YOUR OBJECTIVE:
Locate every line in the records below that contains the word "values", and copy each one.

— Start INFORMATION PROVIDED —

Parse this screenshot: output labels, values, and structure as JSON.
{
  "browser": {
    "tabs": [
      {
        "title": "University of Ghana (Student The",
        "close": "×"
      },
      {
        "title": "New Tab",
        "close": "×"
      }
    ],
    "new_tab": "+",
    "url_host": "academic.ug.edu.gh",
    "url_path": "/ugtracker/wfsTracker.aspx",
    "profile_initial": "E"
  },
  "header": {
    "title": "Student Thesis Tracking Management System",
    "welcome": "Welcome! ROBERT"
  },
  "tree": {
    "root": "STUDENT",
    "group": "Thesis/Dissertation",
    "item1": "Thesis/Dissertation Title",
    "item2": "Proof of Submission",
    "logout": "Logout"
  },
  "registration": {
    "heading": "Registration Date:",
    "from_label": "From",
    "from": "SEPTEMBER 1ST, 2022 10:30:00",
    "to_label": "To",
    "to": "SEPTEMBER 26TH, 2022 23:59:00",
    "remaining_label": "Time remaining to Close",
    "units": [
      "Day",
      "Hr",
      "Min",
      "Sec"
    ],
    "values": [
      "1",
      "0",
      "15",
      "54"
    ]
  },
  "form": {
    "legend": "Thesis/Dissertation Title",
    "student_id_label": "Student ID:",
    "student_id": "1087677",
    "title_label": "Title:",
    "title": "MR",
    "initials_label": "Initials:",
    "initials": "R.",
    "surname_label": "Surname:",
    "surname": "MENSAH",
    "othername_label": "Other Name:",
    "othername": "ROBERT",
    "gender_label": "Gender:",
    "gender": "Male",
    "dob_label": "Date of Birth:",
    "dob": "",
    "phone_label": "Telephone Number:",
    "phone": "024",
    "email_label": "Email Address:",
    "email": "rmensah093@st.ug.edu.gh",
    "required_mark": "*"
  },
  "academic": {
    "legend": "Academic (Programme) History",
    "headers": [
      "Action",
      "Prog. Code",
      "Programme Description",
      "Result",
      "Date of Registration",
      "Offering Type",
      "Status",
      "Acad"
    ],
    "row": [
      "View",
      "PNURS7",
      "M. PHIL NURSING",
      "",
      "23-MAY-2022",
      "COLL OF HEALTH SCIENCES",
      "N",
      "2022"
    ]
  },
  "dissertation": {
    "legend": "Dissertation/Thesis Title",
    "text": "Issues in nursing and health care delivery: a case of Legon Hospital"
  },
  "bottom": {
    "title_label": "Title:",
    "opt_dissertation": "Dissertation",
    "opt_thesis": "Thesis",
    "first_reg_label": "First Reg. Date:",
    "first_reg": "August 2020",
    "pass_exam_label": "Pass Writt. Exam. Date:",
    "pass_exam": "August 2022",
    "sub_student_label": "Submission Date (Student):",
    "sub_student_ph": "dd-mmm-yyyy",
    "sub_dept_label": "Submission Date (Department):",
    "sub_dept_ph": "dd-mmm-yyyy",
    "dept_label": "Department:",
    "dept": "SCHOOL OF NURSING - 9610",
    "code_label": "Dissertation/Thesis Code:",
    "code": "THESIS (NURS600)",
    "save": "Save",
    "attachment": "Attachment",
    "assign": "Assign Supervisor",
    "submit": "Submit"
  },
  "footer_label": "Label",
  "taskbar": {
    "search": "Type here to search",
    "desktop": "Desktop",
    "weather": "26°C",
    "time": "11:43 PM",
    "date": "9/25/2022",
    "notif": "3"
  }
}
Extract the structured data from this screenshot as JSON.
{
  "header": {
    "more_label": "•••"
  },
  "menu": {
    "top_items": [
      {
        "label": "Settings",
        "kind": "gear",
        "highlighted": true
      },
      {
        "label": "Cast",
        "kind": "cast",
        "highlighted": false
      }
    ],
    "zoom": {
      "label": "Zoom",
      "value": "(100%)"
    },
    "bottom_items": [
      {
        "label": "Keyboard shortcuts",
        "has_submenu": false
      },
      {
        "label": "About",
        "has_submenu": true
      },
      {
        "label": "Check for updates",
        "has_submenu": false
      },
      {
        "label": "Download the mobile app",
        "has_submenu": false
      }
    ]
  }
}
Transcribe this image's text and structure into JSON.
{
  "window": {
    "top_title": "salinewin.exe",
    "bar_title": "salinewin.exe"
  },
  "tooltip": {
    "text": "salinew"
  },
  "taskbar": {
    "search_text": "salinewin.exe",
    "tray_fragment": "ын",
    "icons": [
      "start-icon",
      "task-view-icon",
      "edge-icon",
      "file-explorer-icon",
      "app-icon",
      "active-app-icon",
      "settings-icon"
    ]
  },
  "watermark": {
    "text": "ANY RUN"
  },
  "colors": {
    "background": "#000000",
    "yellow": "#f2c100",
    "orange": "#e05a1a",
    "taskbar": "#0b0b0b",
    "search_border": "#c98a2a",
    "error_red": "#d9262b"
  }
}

— End INFORMATION PROVIDED —

TASK OUTPUT:
Parse this screenshot: output labels, values, and structure as JSON.
    "values": [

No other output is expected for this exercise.